**Task to complete:**
Report every line of the material that contains the string "privacidad".

——————————

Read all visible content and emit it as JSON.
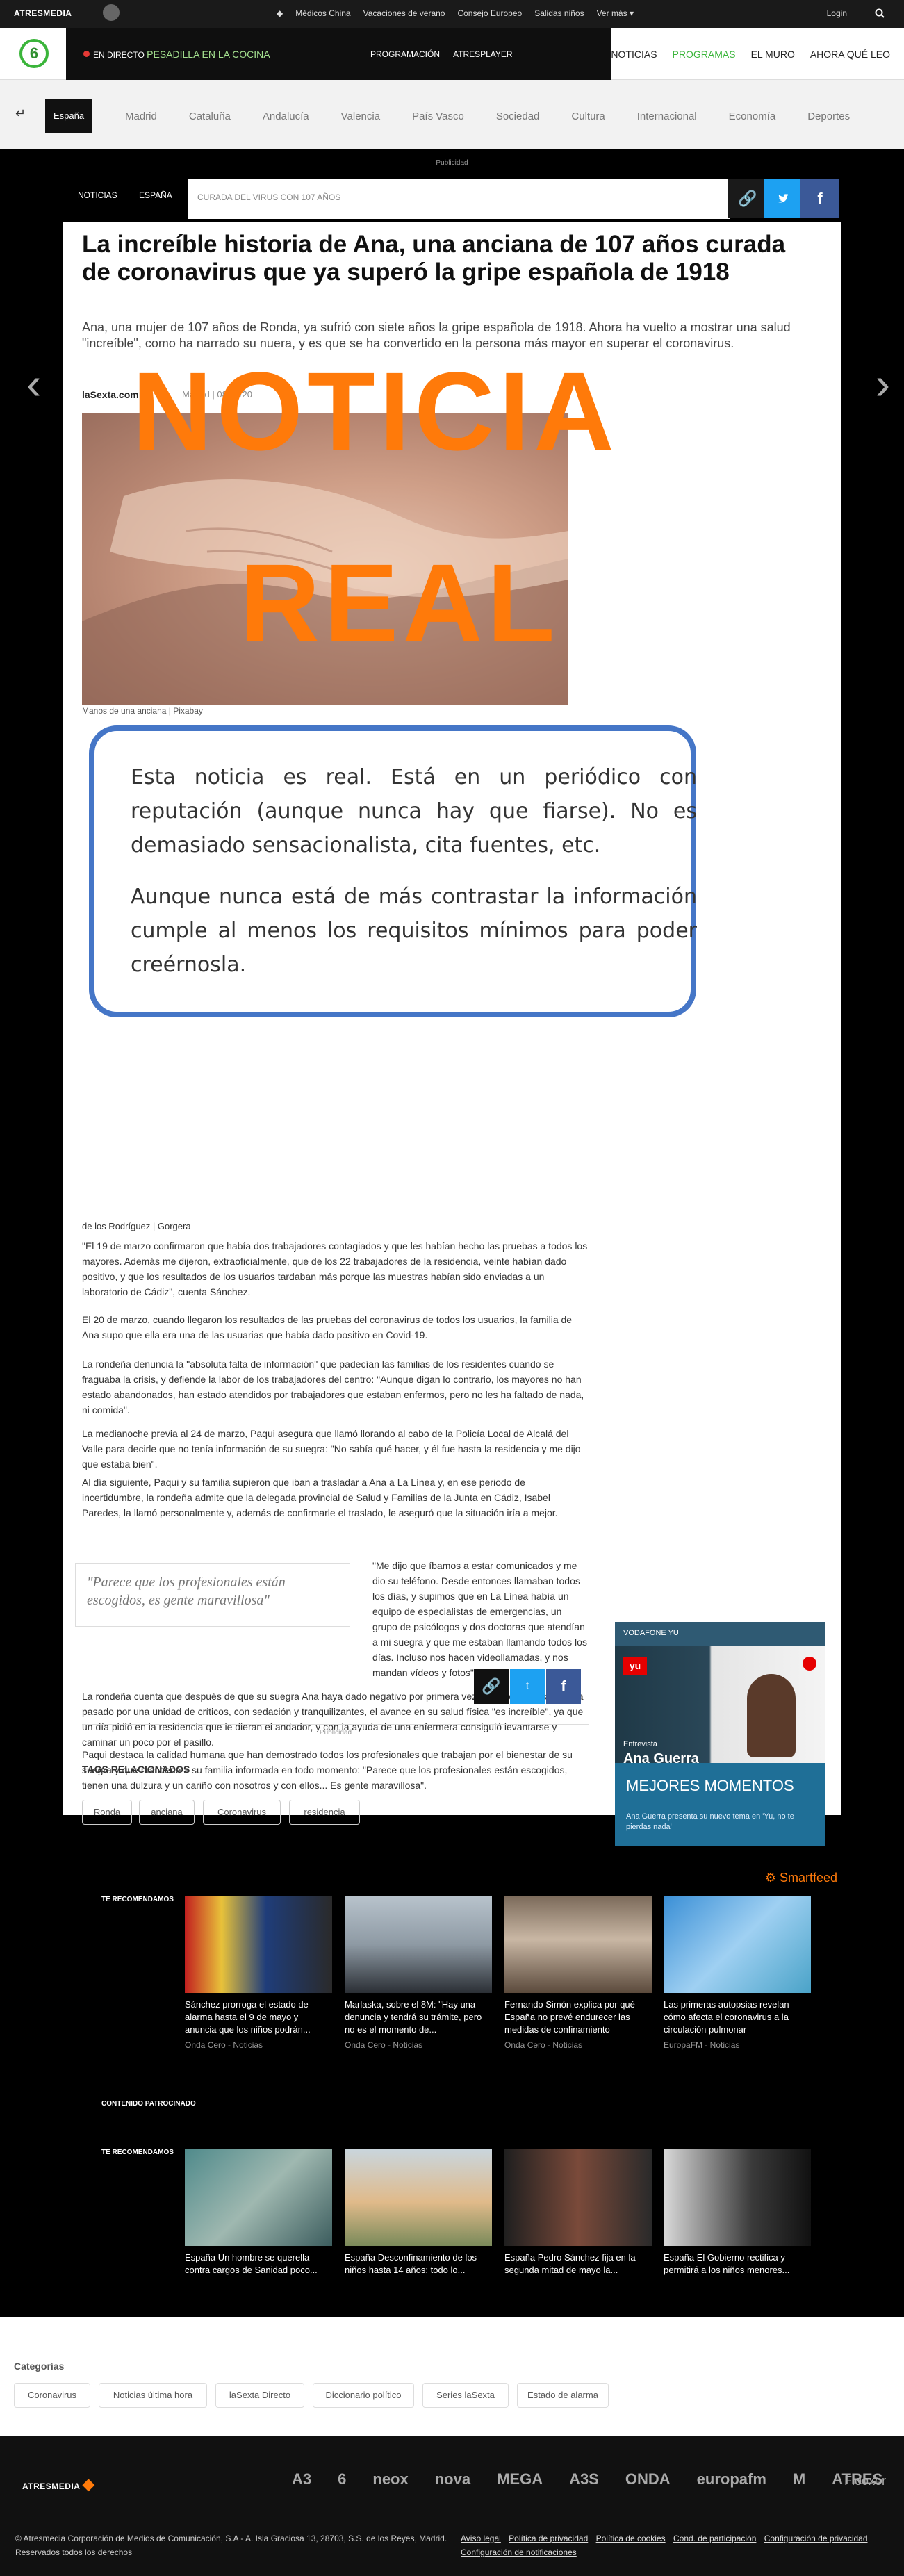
{
  "topbar": {
    "brand": "ATRESMEDIA",
    "trending": [
      "Médicos China",
      "Vacaciones de verano",
      "Consejo Europeo",
      "Salidas niños",
      "Ver más"
    ],
    "login": "Login"
  },
  "channel": {
    "logo": "6",
    "live_prefix": "EN DIRECTO",
    "live_show": "PESADILLA EN LA COCINA",
    "programacion": "PROGRAMACIÓN",
    "atresplayer": "ATRESPLAYER",
    "menu": [
      "NOTICIAS",
      "PROGRAMAS",
      "EL MURO",
      "AHORA QUÉ LEO"
    ]
  },
  "sections": {
    "active": "España",
    "items": [
      "Madrid",
      "Cataluña",
      "Andalucía",
      "Valencia",
      "País Vasco",
      "Sociedad",
      "Cultura",
      "Internacional",
      "Economía",
      "Deportes"
    ]
  },
  "ads": {
    "label": "Publicidad"
  },
  "article": {
    "crumb_1": "NOTICIAS",
    "crumb_2": "ESPAÑA",
    "tag": "CURADA DEL VIRUS CON 107 AÑOS",
    "title": "La increíble historia de Ana, una anciana de 107 años curada de coronavirus que ya superó la gripe española de 1918",
    "subtitle": "Ana, una mujer de 107 años de Ronda, ya sufrió con siete años la gripe española de 1918. Ahora ha vuelto a mostrar una salud \"increíble\", como ha narrado su nuera, y es que se ha convertido en la persona más mayor en superar el coronavirus.",
    "author": "laSexta.com",
    "date": "Madrid | 08/04/20",
    "caption": "Manos de una anciana | Pixabay",
    "stamp_1": "NOTICIA",
    "stamp_2": "REAL",
    "note_1": "Esta noticia es real. Está en un periódico con reputación (aunque nunca hay que fiarse). No es demasiado sensacionalista, cita fuentes, etc.",
    "note_2": "Aunque nunca está de más contrastar la información cumple al menos los requisitos mínimos para poder creérnosla.",
    "cut_line": "de los Rodríguez | Gorgera",
    "p1": "\"El 19 de marzo confirmaron que había dos trabajadores contagiados y que les habían hecho las pruebas a todos los mayores. Además me dijeron, extraoficialmente, que de los 22 trabajadores de la residencia, veinte habían dado positivo, y que los resultados de los usuarios tardaban más porque las muestras habían sido enviadas a un laboratorio de Cádiz\", cuenta Sánchez.",
    "p2": "El 20 de marzo, cuando llegaron los resultados de las pruebas del coronavirus de todos los usuarios, la familia de Ana supo que ella era una de las usuarias que había dado positivo en Covid-19.",
    "p3": "La rondeña denuncia la \"absoluta falta de información\" que padecían las familias de los residentes cuando se fraguaba la crisis, y defiende la labor de los trabajadores del centro: \"Aunque digan lo contrario, los mayores no han estado abandonados, han estado atendidos por trabajadores que estaban enfermos, pero no les ha faltado de nada, ni comida\".",
    "p4": "La medianoche previa al 24 de marzo, Paqui asegura que llamó llorando al cabo de la Policía Local de Alcalá del Valle para decirle que no tenía información de su suegra: \"No sabía qué hacer, y él fue hasta la residencia y me dijo que estaba bien\".",
    "p5": "Al día siguiente, Paqui y su familia supieron que iban a trasladar a Ana a La Línea y, en ese periodo de incertidumbre, la rondeña admite que la delegada provincial de Salud y Familias de la Junta en Cádiz, Isabel Paredes, la llamó personalmente y, además de confirmarle el traslado, le aseguró que la situación iría a mejor.",
    "quote": "\"Parece que los profesionales están escogidos, es gente maravillosa\"",
    "p6": "\"Me dijo que íbamos a estar comunicados y me dio su teléfono. Desde entonces llamaban todos los días, y supimos que en La Línea había un equipo de especialistas de emergencias, un grupo de psicólogos y dos doctoras que atendían a mi suegra y que me estaban llamando todos los días. Incluso nos hacen videollamadas, y nos mandan vídeos y fotos\", sostiene Paqui.",
    "p7": "La rondeña cuenta que después de que su suegra Ana haya dado negativo por primera vez en su tercer test, y haya pasado por una unidad de críticos, con sedación y tranquilizantes, el avance en su salud física \"es increíble\", ya que un día pidió en la residencia que le dieran el andador, y con la ayuda de una enfermera consiguió levantarse y caminar un poco por el pasillo.",
    "p8": "Paqui destaca la calidad humana que han demostrado todos los profesionales que trabajan por el bienestar de su suegra y que mantiene a su familia informada en todo momento: \"Parece que los profesionales están escogidos, tienen una dulzura y un cariño con nosotros y con ellos... Es gente maravillosa\".",
    "tags_title": "TAGS RELACIONADOS",
    "tags": [
      "Ronda",
      "anciana",
      "Coronavirus",
      "residencia"
    ]
  },
  "sidebar": {
    "yu_label": "VODAFONE YU",
    "yu_logo": "yu",
    "yu_kicker": "Entrevista",
    "yu_name": "Ana Guerra",
    "mm_title": "MEJORES MOMENTOS",
    "mm_text": "Ana Guerra presenta su nuevo tema en 'Yu, no te pierdas nada'"
  },
  "smartfeed": "Smartfeed",
  "recommended": {
    "label": "TE RECOMENDAMOS",
    "sponsored": "CONTENIDO PATROCINADO",
    "cards": [
      {
        "title": "Sánchez prorroga el estado de alarma hasta el 9 de mayo y anuncia que los niños podrán...",
        "source": "Onda Cero - Noticias"
      },
      {
        "title": "Marlaska, sobre el 8M: \"Hay una denuncia y tendrá su trámite, pero no es el momento de...",
        "source": "Onda Cero - Noticias"
      },
      {
        "title": "Fernando Simón explica por qué España no prevé endurecer las medidas de confinamiento",
        "source": "Onda Cero - Noticias"
      },
      {
        "title": "Las primeras autopsias revelan cómo afecta el coronavirus a la circulación pulmonar",
        "source": "EuropaFM - Noticias"
      }
    ],
    "cards2": [
      {
        "title": "España Un hombre se querella contra cargos de Sanidad poco..."
      },
      {
        "title": "España Desconfinamiento de los niños hasta 14 años: todo lo..."
      },
      {
        "title": "España Pedro Sánchez fija en la segunda mitad de mayo la..."
      },
      {
        "title": "España El Gobierno rectifica y permitirá a los niños menores..."
      }
    ]
  },
  "categories": {
    "title": "Categorías",
    "items": [
      "Coronavirus",
      "Noticias última hora",
      "laSexta Directo",
      "Diccionario político",
      "Series laSexta",
      "Estado de alarma"
    ]
  },
  "footer": {
    "brand": "ATRESMEDIA",
    "logos": [
      "A3",
      "6",
      "neox",
      "nova",
      "MEGA",
      "A3S",
      "ONDA",
      "europafm",
      "M",
      "ATRES"
    ],
    "rooster": "Flooxer",
    "copyright": "© Atresmedia Corporación de Medios de Comunicación, S.A - A. Isla Graciosa 13, 28703, S.S. de los Reyes, Madrid. Reservados todos los derechos",
    "links": [
      "Aviso legal",
      "Política de privacidad",
      "Política de cookies",
      "Cond. de participación",
      "Configuración de privacidad",
      "Configuración de notificaciones"
    ]
  }
}
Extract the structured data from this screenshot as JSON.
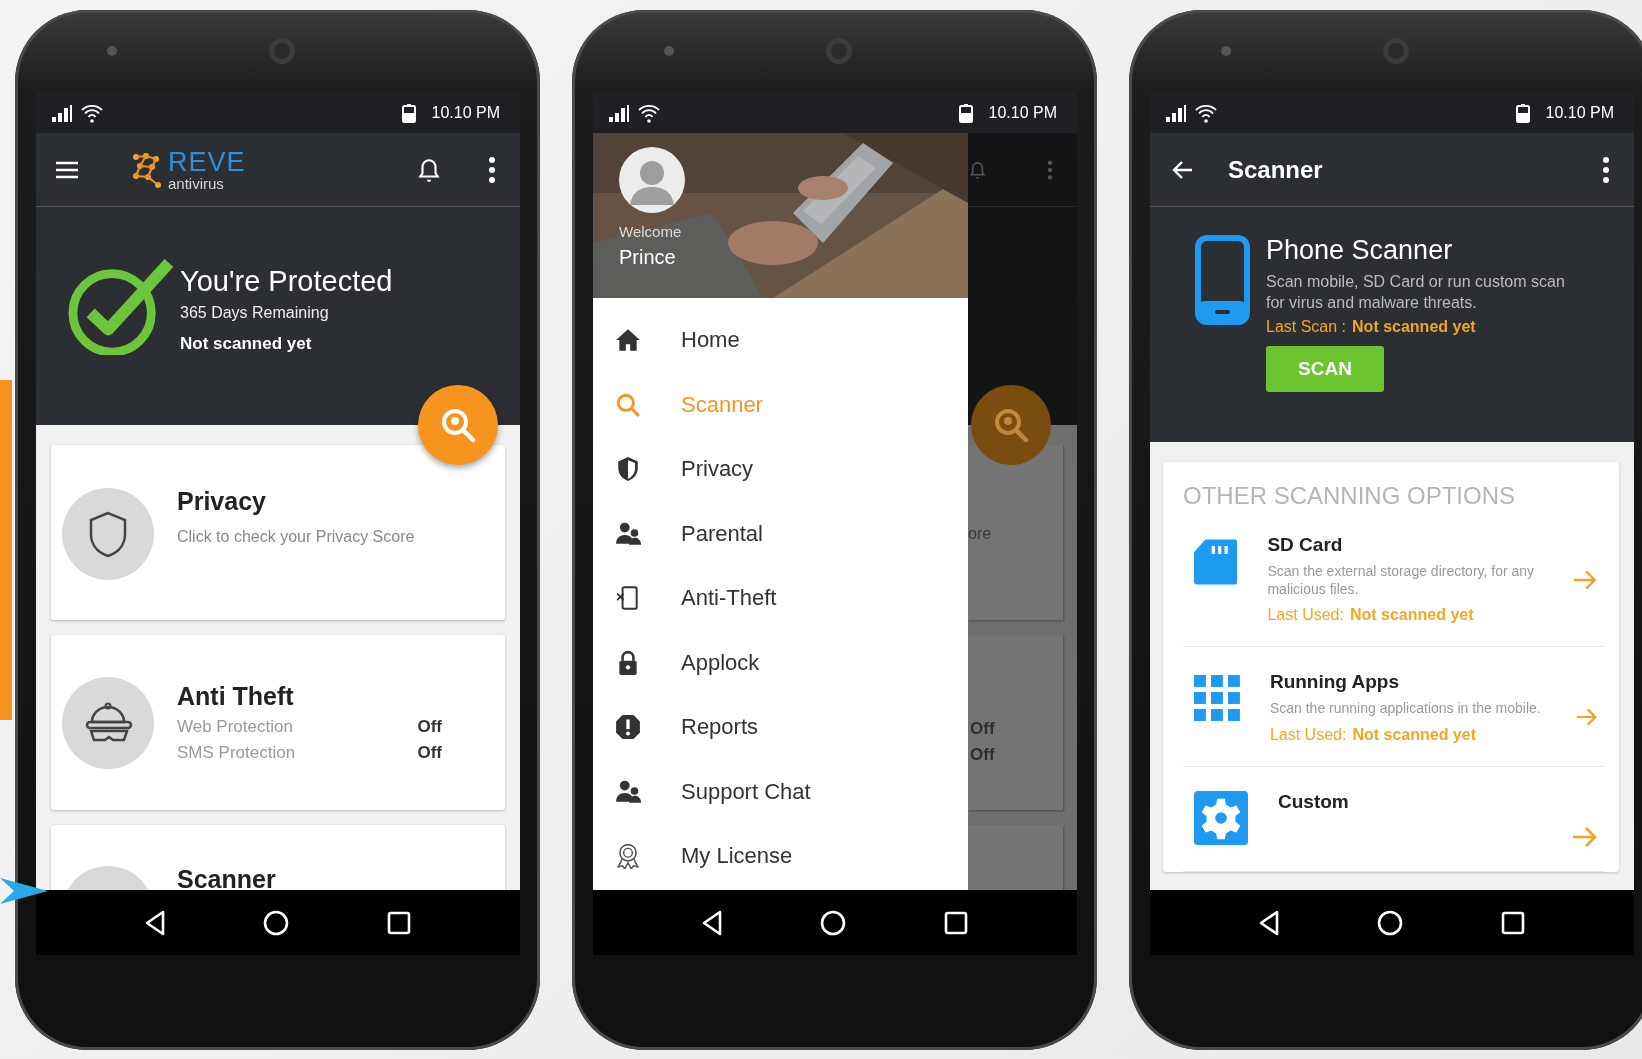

——————————

**Solution for this exercise:**
      "Política de privacidad",
      "Configuración de privacidad",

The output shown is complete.